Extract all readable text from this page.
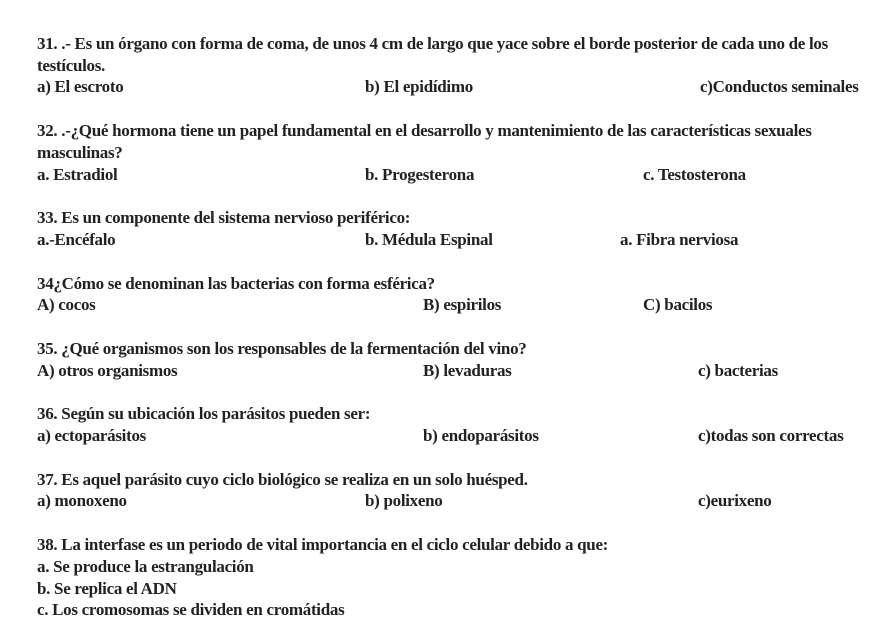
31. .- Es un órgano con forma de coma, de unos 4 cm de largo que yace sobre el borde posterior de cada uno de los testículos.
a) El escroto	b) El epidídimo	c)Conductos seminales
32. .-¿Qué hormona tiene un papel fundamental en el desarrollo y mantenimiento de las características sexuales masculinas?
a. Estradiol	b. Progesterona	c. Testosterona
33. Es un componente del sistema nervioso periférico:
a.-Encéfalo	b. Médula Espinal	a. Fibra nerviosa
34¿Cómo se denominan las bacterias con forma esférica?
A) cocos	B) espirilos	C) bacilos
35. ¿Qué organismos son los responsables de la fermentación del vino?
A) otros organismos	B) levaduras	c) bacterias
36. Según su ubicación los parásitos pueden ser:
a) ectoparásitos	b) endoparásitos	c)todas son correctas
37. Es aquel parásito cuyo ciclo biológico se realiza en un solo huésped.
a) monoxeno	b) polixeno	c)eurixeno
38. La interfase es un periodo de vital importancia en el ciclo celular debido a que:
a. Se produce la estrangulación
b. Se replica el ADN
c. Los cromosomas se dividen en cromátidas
- - -
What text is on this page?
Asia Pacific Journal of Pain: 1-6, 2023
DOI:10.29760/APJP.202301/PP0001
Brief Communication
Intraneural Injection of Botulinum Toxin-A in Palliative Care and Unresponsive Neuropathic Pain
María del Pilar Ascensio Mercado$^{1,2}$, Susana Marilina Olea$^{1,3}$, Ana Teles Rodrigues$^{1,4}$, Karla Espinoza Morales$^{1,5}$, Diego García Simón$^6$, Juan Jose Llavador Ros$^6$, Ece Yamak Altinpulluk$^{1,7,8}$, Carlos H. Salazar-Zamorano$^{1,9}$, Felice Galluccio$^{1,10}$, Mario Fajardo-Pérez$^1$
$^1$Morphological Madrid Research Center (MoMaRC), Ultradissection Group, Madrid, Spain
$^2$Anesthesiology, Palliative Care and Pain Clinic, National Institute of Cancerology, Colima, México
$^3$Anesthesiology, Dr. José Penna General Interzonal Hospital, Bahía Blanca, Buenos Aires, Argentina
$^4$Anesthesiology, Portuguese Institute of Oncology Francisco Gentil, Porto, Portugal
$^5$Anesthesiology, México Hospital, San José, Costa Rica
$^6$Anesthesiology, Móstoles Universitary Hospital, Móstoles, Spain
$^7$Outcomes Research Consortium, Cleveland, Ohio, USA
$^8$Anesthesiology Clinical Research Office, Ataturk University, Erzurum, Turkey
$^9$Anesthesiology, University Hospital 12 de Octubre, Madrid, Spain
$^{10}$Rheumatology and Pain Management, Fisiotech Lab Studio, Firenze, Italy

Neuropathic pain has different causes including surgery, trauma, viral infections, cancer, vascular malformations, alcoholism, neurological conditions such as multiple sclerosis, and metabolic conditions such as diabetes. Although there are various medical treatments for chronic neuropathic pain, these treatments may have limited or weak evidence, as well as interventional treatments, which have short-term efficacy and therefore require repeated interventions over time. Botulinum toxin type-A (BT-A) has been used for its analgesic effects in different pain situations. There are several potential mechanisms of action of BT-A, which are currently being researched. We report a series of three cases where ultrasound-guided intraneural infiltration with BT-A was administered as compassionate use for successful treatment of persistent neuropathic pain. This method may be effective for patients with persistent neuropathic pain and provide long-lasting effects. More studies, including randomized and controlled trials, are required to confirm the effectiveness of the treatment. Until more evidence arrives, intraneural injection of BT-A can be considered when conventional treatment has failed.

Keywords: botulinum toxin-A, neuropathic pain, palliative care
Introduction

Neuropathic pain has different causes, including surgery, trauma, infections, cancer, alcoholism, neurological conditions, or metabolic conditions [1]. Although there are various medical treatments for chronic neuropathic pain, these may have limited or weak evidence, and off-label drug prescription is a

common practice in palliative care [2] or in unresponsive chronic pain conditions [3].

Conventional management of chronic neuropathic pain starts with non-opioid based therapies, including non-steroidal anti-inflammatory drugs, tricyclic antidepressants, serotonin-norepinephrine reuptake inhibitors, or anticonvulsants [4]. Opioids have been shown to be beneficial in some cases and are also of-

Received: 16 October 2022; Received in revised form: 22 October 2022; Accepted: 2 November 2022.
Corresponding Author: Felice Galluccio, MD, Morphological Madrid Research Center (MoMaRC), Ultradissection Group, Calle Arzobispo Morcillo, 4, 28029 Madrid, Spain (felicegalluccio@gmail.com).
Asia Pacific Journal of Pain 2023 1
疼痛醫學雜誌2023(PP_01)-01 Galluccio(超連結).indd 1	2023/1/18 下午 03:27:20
- - -
:: TRY IT ::
Across the records above, show each line containing the word "Morphological".

:: RESULT OF THE TASK ::
$^1$Morphological Madrid Research Center (MoMaRC), Ultradissection Group, Madrid, Spain
Corresponding Author: Felice Galluccio, MD, Morphological Madrid Research Center (MoMaRC), Ultradissection Group, Calle Arzobispo Morcillo, 4, 28029 Madrid, Spain (felicegalluccio@gmail.com).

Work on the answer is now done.